» Problem description: Each line that follows is to be retyped exactly.

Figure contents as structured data
======
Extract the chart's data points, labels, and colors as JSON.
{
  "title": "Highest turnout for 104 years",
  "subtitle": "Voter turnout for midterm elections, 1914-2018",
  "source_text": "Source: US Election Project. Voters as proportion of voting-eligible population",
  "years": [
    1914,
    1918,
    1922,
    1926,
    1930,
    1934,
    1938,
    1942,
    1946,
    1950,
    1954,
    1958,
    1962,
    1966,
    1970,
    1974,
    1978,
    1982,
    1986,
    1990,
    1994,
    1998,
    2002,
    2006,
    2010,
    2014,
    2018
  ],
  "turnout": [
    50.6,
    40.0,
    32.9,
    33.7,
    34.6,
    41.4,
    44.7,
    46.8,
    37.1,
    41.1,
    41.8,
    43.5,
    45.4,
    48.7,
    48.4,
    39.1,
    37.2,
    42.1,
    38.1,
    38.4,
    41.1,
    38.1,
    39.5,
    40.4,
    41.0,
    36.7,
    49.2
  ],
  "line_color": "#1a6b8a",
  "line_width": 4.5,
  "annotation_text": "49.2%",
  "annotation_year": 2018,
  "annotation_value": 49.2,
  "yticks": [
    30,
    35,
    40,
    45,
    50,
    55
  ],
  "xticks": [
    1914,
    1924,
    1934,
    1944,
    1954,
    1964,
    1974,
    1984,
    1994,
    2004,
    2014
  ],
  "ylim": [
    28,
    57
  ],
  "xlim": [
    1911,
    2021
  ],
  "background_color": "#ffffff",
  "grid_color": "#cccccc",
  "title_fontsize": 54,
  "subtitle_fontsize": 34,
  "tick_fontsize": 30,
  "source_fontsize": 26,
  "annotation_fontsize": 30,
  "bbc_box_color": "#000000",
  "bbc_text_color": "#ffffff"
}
======
» Full response:
Extract the chart's data points, labels, and colors as JSON.
{
  "title": "Highest turnout for 104 years",
  "subtitle": "Voter turnout for midterm elections, 1914-2018",
  "source_text": "Source: US Election Project. Voters as proportion of voting-eligible population",
  "years": [
    1914,
    1918,
    1922,
    1926,
    1930,
    1934,
    1938,
    1942,
    1946,
    1950,
    1954,
    1958,
    1962,
    1966,
    1970,
    1974,
    1978,
    1982,
    1986,
    1990,
    1994,
    1998,
    2002,
    2006,
    2010,
    2014,
    2018
  ],
  "turnout": [
    50.6,
    40.0,
    32.9,
    33.7,
    34.6,
    41.4,
    44.7,
    46.8,
    37.1,
    41.1,
    41.8,
    43.5,
    45.4,
    48.7,
    48.4,
    39.1,
    37.2,
    42.1,
    38.1,
    38.4,
    41.1,
    38.1,
    39.5,
    40.4,
    41.0,
    36.7,
    49.2
  ],
  "line_color": "#1a6b8a",
  "line_width": 4.5,
  "annotation_text": "49.2%",
  "annotation_year": 2018,
  "annotation_value": 49.2,
  "yticks": [
    30,
    35,
    40,
    45,
    50,
    55
  ],
  "xticks": [
    1914,
    1924,
    1934,
    1944,
    1954,
    1964,
    1974,
    1984,
    1994,
    2004,
    2014
  ],
  "ylim": [
    28,
    57
  ],
  "xlim": [
    1911,
    2021
  ],
  "background_color": "#ffffff",
  "grid_color": "#cccccc",
  "title_fontsize": 54,
  "subtitle_fontsize": 34,
  "tick_fontsize": 30,
  "source_fontsize": 26,
  "annotation_fontsize": 30,
  "bbc_box_color": "#000000",
  "bbc_text_color": "#ffffff"
}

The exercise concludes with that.